• [What the task requires] Output the material exactly, but drop every image it holds.

• [Provided entries]
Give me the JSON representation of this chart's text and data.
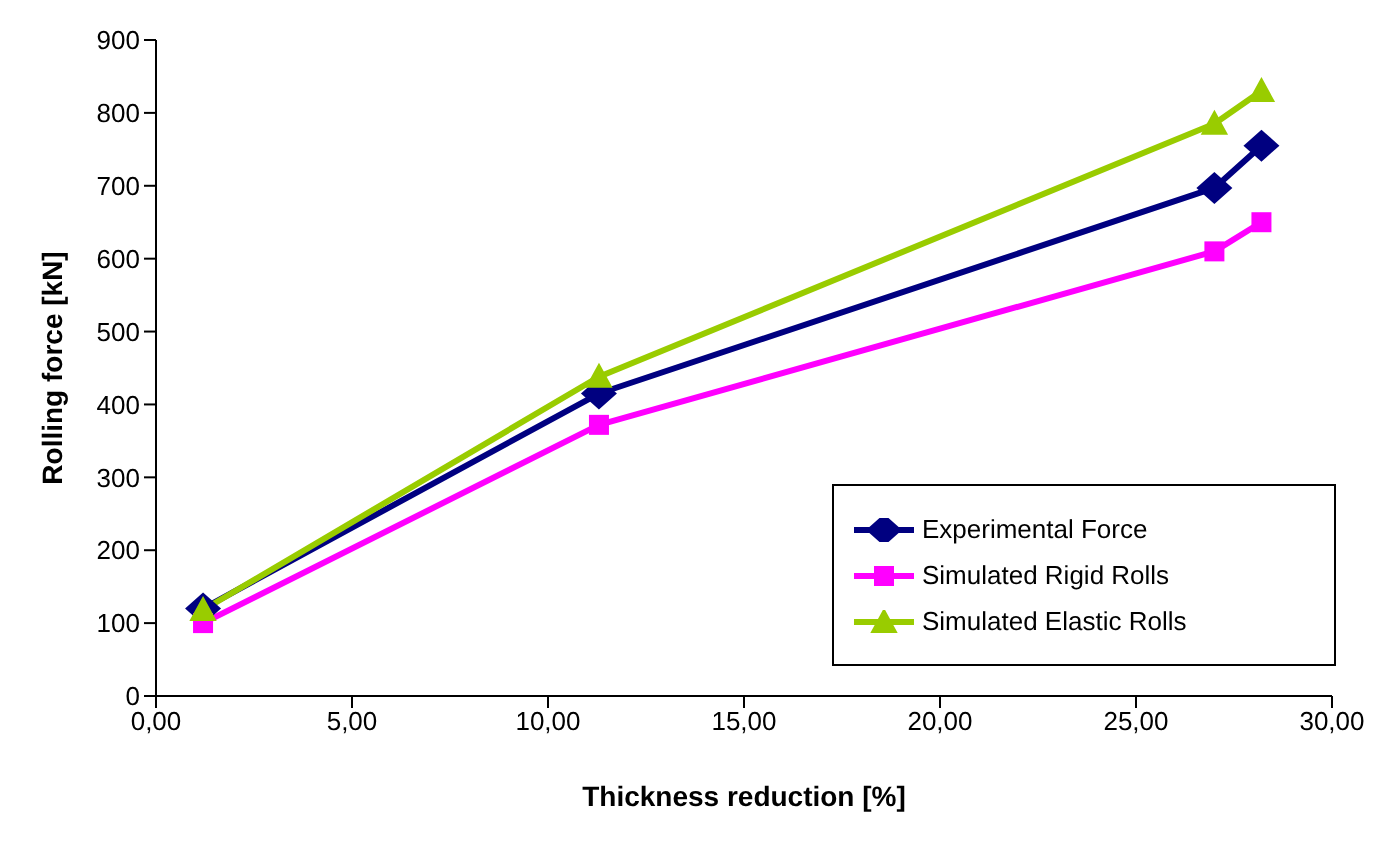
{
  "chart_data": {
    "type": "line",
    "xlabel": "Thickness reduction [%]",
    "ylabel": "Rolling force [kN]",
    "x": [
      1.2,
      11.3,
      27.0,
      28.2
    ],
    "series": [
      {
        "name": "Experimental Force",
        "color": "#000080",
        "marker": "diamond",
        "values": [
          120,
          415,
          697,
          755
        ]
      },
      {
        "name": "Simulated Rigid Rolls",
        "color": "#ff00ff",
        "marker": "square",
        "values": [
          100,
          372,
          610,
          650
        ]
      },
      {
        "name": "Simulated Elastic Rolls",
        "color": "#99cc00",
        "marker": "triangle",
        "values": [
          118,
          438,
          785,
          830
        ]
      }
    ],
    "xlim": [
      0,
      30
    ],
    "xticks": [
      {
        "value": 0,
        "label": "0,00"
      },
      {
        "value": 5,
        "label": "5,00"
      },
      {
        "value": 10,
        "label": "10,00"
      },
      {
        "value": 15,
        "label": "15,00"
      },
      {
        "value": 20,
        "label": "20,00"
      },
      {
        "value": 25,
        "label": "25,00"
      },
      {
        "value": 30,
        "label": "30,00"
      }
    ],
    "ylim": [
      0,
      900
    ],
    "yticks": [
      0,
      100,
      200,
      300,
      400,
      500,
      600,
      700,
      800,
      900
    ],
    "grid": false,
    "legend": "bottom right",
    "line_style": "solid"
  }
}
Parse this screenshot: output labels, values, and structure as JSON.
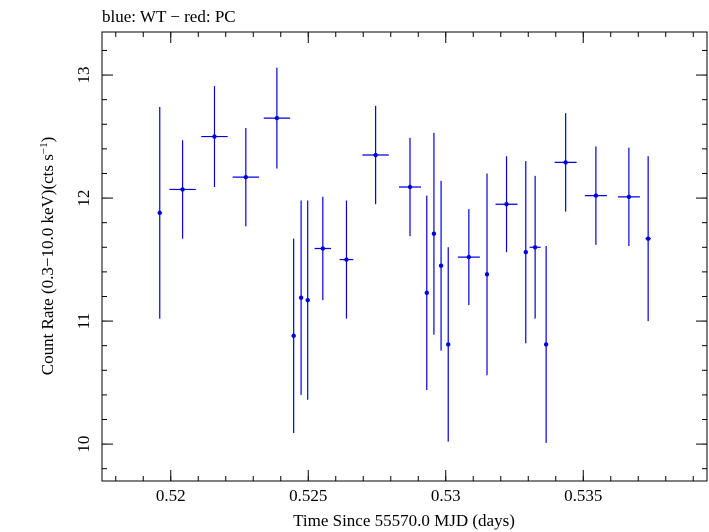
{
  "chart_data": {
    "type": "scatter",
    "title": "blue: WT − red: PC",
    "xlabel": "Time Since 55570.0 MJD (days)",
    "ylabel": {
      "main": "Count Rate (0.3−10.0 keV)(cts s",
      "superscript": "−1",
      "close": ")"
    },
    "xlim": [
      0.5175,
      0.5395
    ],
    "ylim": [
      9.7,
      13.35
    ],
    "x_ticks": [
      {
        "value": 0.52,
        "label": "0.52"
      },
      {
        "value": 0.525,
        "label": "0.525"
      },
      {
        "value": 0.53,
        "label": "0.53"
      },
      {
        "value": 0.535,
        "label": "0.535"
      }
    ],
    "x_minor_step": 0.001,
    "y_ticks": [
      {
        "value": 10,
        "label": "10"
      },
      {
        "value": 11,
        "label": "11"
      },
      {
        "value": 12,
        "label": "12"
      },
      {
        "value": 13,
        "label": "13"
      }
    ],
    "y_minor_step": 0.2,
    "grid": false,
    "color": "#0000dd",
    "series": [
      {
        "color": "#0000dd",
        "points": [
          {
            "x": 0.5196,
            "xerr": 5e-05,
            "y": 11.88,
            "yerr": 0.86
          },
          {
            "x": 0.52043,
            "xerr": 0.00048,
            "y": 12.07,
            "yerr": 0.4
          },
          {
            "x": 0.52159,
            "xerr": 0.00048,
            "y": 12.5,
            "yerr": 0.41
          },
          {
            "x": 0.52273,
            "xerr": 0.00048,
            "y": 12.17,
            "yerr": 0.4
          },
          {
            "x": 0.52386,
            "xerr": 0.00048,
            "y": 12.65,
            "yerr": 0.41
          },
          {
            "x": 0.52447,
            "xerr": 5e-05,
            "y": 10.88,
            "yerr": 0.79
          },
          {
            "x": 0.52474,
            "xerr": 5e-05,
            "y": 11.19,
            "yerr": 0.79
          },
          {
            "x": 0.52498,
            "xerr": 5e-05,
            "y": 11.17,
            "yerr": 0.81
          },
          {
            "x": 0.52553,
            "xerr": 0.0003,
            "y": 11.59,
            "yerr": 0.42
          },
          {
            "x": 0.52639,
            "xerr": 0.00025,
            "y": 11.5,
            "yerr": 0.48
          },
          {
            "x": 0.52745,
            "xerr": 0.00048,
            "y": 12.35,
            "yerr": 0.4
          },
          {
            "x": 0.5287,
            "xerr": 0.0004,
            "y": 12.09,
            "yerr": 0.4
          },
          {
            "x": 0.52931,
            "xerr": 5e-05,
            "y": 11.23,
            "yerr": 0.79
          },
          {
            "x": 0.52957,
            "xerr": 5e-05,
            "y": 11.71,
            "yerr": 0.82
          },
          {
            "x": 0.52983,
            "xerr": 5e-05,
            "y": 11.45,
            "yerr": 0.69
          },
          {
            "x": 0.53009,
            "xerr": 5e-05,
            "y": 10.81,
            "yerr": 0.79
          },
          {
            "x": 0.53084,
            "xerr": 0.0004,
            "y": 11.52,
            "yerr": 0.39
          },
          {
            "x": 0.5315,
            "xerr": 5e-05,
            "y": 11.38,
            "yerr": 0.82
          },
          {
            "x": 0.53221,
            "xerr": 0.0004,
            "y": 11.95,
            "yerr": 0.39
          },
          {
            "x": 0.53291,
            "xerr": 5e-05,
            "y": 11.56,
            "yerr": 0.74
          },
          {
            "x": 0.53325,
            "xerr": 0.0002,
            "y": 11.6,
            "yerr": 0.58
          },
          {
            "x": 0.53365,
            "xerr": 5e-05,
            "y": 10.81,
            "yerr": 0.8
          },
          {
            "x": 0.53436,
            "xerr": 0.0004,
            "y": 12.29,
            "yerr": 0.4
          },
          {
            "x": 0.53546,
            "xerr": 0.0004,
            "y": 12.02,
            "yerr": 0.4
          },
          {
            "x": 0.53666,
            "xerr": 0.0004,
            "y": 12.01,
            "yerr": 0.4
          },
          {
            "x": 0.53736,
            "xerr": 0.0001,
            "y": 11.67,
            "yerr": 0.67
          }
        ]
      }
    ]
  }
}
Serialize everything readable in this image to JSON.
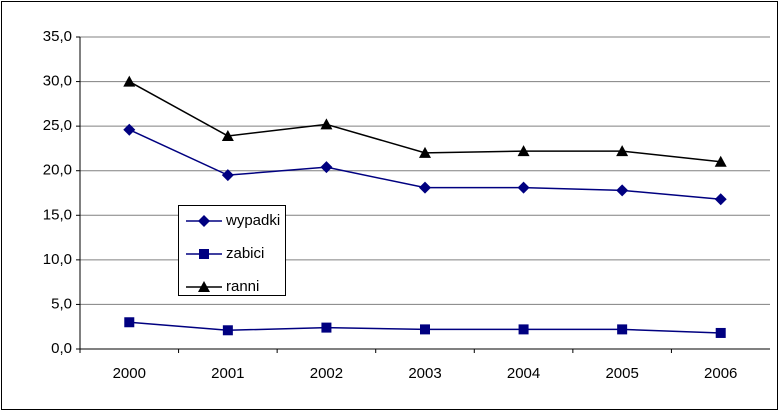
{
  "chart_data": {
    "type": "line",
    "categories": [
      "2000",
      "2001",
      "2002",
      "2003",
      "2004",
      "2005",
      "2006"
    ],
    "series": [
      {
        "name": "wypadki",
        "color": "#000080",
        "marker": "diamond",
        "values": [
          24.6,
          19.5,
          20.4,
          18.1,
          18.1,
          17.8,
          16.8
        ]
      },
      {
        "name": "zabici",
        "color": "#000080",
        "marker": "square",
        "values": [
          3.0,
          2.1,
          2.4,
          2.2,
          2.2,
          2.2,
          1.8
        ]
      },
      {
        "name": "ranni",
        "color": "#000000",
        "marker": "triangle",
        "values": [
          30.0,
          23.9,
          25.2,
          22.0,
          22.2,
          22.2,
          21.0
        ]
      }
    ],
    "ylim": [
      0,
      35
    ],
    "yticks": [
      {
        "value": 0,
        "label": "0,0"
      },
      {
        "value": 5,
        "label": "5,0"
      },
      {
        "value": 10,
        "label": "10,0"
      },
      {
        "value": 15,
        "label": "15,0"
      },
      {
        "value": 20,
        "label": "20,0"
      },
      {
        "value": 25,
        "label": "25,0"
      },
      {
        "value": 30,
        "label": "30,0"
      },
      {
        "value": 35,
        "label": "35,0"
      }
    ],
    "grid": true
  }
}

• [Reply to the exercise]
Give me the JSON representation of this chart's text and data.
{
  "chart_data": {
    "type": "line",
    "xlabel": "Thickness reduction [%]",
    "ylabel": "Rolling force [kN]",
    "x": [
      1.2,
      11.3,
      27.0,
      28.2
    ],
    "series": [
      {
        "name": "Experimental Force",
        "color": "#000080",
        "marker": "diamond",
        "values": [
          120,
          415,
          697,
          755
        ]
      },
      {
        "name": "Simulated Rigid Rolls",
        "color": "#ff00ff",
        "marker": "square",
        "values": [
          100,
          372,
          610,
          650
        ]
      },
      {
        "name": "Simulated Elastic Rolls",
        "color": "#99cc00",
        "marker": "triangle",
        "values": [
          118,
          438,
          785,
          830
        ]
      }
    ],
    "xlim": [
      0,
      30
    ],
    "xticks": [
      {
        "value": 0,
        "label": "0,00"
      },
      {
        "value": 5,
        "label": "5,00"
      },
      {
        "value": 10,
        "label": "10,00"
      },
      {
        "value": 15,
        "label": "15,00"
      },
      {
        "value": 20,
        "label": "20,00"
      },
      {
        "value": 25,
        "label": "25,00"
      },
      {
        "value": 30,
        "label": "30,00"
      }
    ],
    "ylim": [
      0,
      900
    ],
    "yticks": [
      0,
      100,
      200,
      300,
      400,
      500,
      600,
      700,
      800,
      900
    ],
    "grid": false,
    "legend": "bottom right",
    "line_style": "solid"
  }
}
Parse this screenshot: output labels, values, and structure as JSON.
{
  "chart_data": {
    "type": "scatter",
    "title": "blue: WT − red: PC",
    "xlabel": "Time Since 55570.0 MJD (days)",
    "ylabel": {
      "main": "Count Rate (0.3−10.0 keV)(cts s",
      "superscript": "−1",
      "close": ")"
    },
    "xlim": [
      0.5175,
      0.5395
    ],
    "ylim": [
      9.7,
      13.35
    ],
    "x_ticks": [
      {
        "value": 0.52,
        "label": "0.52"
      },
      {
        "value": 0.525,
        "label": "0.525"
      },
      {
        "value": 0.53,
        "label": "0.53"
      },
      {
        "value": 0.535,
        "label": "0.535"
      }
    ],
    "x_minor_step": 0.001,
    "y_ticks": [
      {
        "value": 10,
        "label": "10"
      },
      {
        "value": 11,
        "label": "11"
      },
      {
        "value": 12,
        "label": "12"
      },
      {
        "value": 13,
        "label": "13"
      }
    ],
    "y_minor_step": 0.2,
    "grid": false,
    "color": "#0000dd",
    "series": [
      {
        "color": "#0000dd",
        "points": [
          {
            "x": 0.5196,
            "xerr": 5e-05,
            "y": 11.88,
            "yerr": 0.86
          },
          {
            "x": 0.52043,
            "xerr": 0.00048,
            "y": 12.07,
            "yerr": 0.4
          },
          {
            "x": 0.52159,
            "xerr": 0.00048,
            "y": 12.5,
            "yerr": 0.41
          },
          {
            "x": 0.52273,
            "xerr": 0.00048,
            "y": 12.17,
            "yerr": 0.4
          },
          {
            "x": 0.52386,
            "xerr": 0.00048,
            "y": 12.65,
            "yerr": 0.41
          },
          {
            "x": 0.52447,
            "xerr": 5e-05,
            "y": 10.88,
            "yerr": 0.79
          },
          {
            "x": 0.52474,
            "xerr": 5e-05,
            "y": 11.19,
            "yerr": 0.79
          },
          {
            "x": 0.52498,
            "xerr": 5e-05,
            "y": 11.17,
            "yerr": 0.81
          },
          {
            "x": 0.52553,
            "xerr": 0.0003,
            "y": 11.59,
            "yerr": 0.42
          },
          {
            "x": 0.52639,
            "xerr": 0.00025,
            "y": 11.5,
            "yerr": 0.48
          },
          {
            "x": 0.52745,
            "xerr": 0.00048,
            "y": 12.35,
            "yerr": 0.4
          },
          {
            "x": 0.5287,
            "xerr": 0.0004,
            "y": 12.09,
            "yerr": 0.4
          },
          {
            "x": 0.52931,
            "xerr": 5e-05,
            "y": 11.23,
            "yerr": 0.79
          },
          {
            "x": 0.52957,
            "xerr": 5e-05,
            "y": 11.71,
            "yerr": 0.82
          },
          {
            "x": 0.52983,
            "xerr": 5e-05,
            "y": 11.45,
            "yerr": 0.69
          },
          {
            "x": 0.53009,
            "xerr": 5e-05,
            "y": 10.81,
            "yerr": 0.79
          },
          {
            "x": 0.53084,
            "xerr": 0.0004,
            "y": 11.52,
            "yerr": 0.39
          },
          {
            "x": 0.5315,
            "xerr": 5e-05,
            "y": 11.38,
            "yerr": 0.82
          },
          {
            "x": 0.53221,
            "xerr": 0.0004,
            "y": 11.95,
            "yerr": 0.39
          },
          {
            "x": 0.53291,
            "xerr": 5e-05,
            "y": 11.56,
            "yerr": 0.74
          },
          {
            "x": 0.53325,
            "xerr": 0.0002,
            "y": 11.6,
            "yerr": 0.58
          },
          {
            "x": 0.53365,
            "xerr": 5e-05,
            "y": 10.81,
            "yerr": 0.8
          },
          {
            "x": 0.53436,
            "xerr": 0.0004,
            "y": 12.29,
            "yerr": 0.4
          },
          {
            "x": 0.53546,
            "xerr": 0.0004,
            "y": 12.02,
            "yerr": 0.4
          },
          {
            "x": 0.53666,
            "xerr": 0.0004,
            "y": 12.01,
            "yerr": 0.4
          },
          {
            "x": 0.53736,
            "xerr": 0.0001,
            "y": 11.67,
            "yerr": 0.67
          }
        ]
      }
    ]
  }
}
Serialize everything readable in this image to JSON.
{
  "chart_data": {
    "type": "line",
    "categories": [
      "2000",
      "2001",
      "2002",
      "2003",
      "2004",
      "2005",
      "2006"
    ],
    "series": [
      {
        "name": "wypadki",
        "color": "#000080",
        "marker": "diamond",
        "values": [
          24.6,
          19.5,
          20.4,
          18.1,
          18.1,
          17.8,
          16.8
        ]
      },
      {
        "name": "zabici",
        "color": "#000080",
        "marker": "square",
        "values": [
          3.0,
          2.1,
          2.4,
          2.2,
          2.2,
          2.2,
          1.8
        ]
      },
      {
        "name": "ranni",
        "color": "#000000",
        "marker": "triangle",
        "values": [
          30.0,
          23.9,
          25.2,
          22.0,
          22.2,
          22.2,
          21.0
        ]
      }
    ],
    "ylim": [
      0,
      35
    ],
    "yticks": [
      {
        "value": 0,
        "label": "0,0"
      },
      {
        "value": 5,
        "label": "5,0"
      },
      {
        "value": 10,
        "label": "10,0"
      },
      {
        "value": 15,
        "label": "15,0"
      },
      {
        "value": 20,
        "label": "20,0"
      },
      {
        "value": 25,
        "label": "25,0"
      },
      {
        "value": 30,
        "label": "30,0"
      },
      {
        "value": 35,
        "label": "35,0"
      }
    ],
    "grid": true
  }
}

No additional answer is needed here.